(Spatial annotation entries)

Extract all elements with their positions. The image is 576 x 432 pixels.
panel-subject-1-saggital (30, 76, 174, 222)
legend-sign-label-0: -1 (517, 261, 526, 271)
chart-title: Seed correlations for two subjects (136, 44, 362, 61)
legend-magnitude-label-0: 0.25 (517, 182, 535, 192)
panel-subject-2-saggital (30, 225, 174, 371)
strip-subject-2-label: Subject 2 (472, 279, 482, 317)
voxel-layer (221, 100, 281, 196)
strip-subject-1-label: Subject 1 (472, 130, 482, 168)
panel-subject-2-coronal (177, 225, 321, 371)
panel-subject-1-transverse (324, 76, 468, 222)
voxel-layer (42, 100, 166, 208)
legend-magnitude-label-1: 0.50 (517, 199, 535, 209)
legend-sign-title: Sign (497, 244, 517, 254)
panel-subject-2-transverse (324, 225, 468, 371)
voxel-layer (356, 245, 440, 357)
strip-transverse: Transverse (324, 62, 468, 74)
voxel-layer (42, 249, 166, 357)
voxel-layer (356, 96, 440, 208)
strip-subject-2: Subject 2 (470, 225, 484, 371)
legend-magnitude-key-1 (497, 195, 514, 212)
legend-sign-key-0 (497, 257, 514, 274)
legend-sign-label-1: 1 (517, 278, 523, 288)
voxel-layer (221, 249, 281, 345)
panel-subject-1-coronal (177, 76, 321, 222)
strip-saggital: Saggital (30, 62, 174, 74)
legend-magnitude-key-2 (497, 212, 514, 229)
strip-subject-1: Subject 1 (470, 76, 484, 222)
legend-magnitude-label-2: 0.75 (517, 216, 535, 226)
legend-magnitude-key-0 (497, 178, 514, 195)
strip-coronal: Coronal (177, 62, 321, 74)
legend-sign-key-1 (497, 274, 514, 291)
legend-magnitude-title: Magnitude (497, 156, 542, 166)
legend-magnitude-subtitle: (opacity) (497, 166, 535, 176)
---
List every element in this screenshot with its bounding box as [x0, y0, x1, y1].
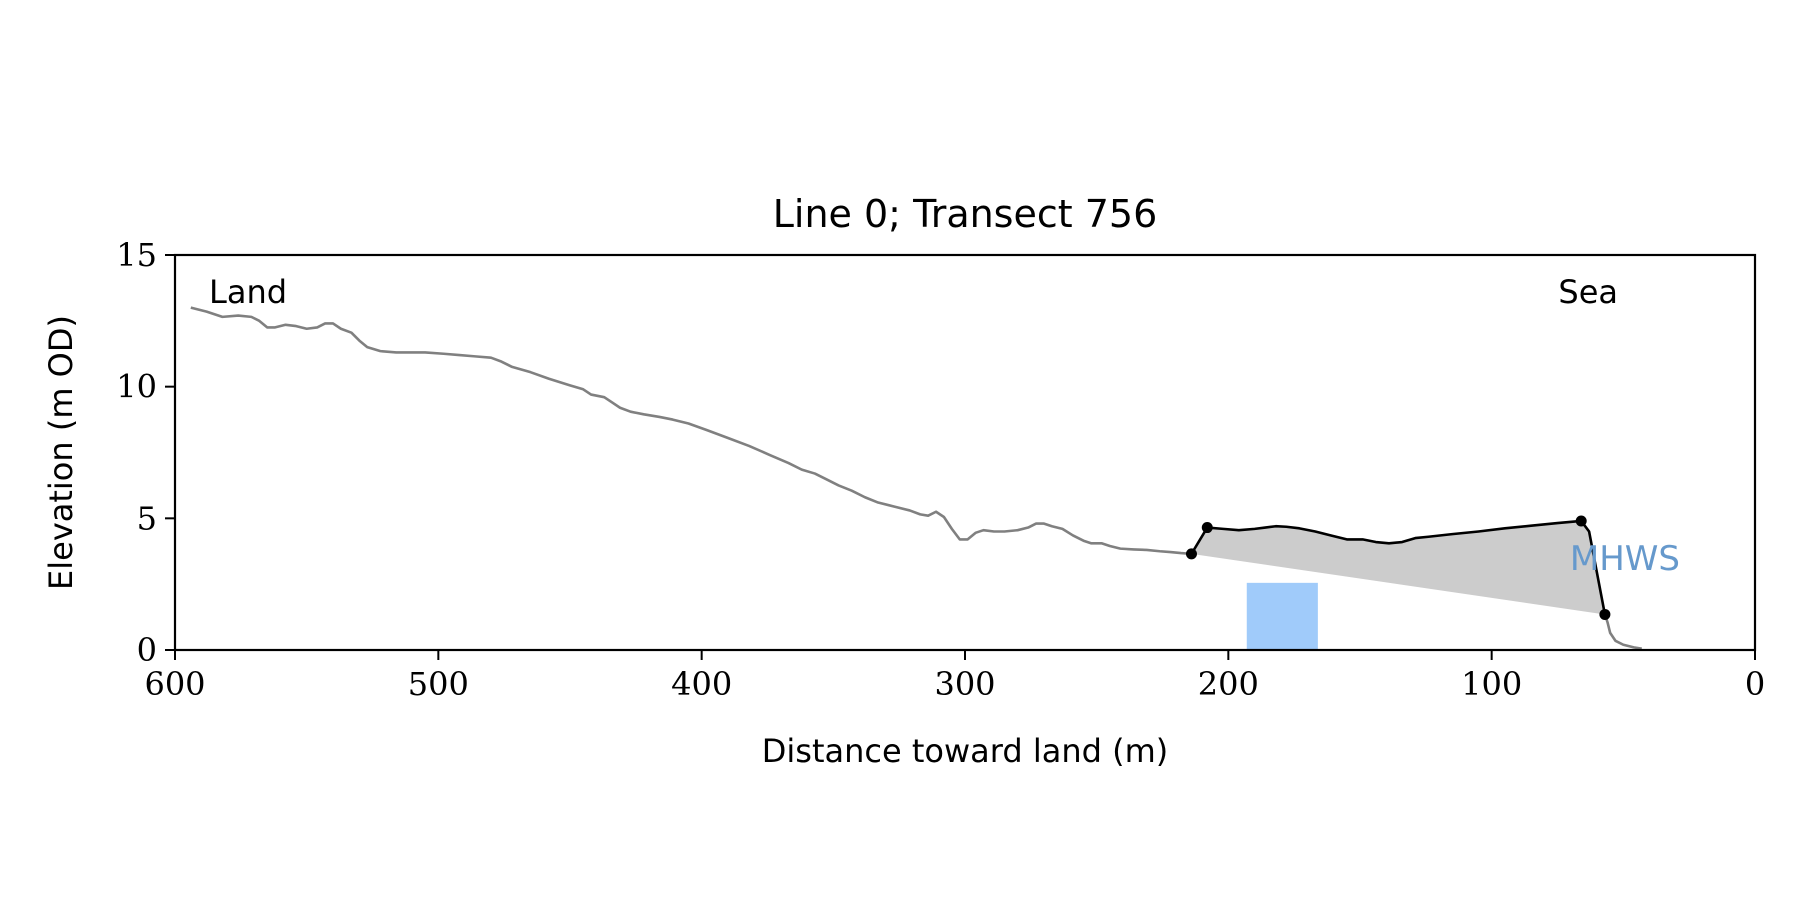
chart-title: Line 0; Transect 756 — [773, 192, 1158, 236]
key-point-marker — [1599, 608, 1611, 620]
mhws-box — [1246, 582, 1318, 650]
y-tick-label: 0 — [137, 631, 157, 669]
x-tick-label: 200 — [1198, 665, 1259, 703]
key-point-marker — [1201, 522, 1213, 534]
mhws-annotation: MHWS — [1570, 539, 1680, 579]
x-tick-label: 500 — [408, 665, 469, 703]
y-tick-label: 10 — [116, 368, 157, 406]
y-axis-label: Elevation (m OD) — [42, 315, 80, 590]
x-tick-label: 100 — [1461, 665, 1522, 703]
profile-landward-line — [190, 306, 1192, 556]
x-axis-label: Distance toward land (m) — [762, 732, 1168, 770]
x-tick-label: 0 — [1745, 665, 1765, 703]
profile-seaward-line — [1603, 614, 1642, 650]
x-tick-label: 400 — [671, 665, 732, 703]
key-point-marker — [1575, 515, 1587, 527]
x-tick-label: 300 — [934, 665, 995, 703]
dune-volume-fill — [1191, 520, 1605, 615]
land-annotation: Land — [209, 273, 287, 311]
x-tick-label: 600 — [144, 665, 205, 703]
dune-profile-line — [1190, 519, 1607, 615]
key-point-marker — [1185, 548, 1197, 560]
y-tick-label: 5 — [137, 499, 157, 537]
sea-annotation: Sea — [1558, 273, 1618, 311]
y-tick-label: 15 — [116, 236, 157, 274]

§ Exercise description
Rewrite the material from the line with "Extract all elements" up to and including the line with "chart-title: Seed correlations", swapping "Seed" for "Voxel" and leaving all else unchanged. Return only those lines.

§ Written answer
Extract all elements with their positions. The image is 576 x 432 pixels.
panel-subject-1-saggital (30, 76, 174, 222)
legend-sign-label-0: -1 (517, 261, 526, 271)
chart-title: Voxel correlations for two subjects (136, 44, 362, 61)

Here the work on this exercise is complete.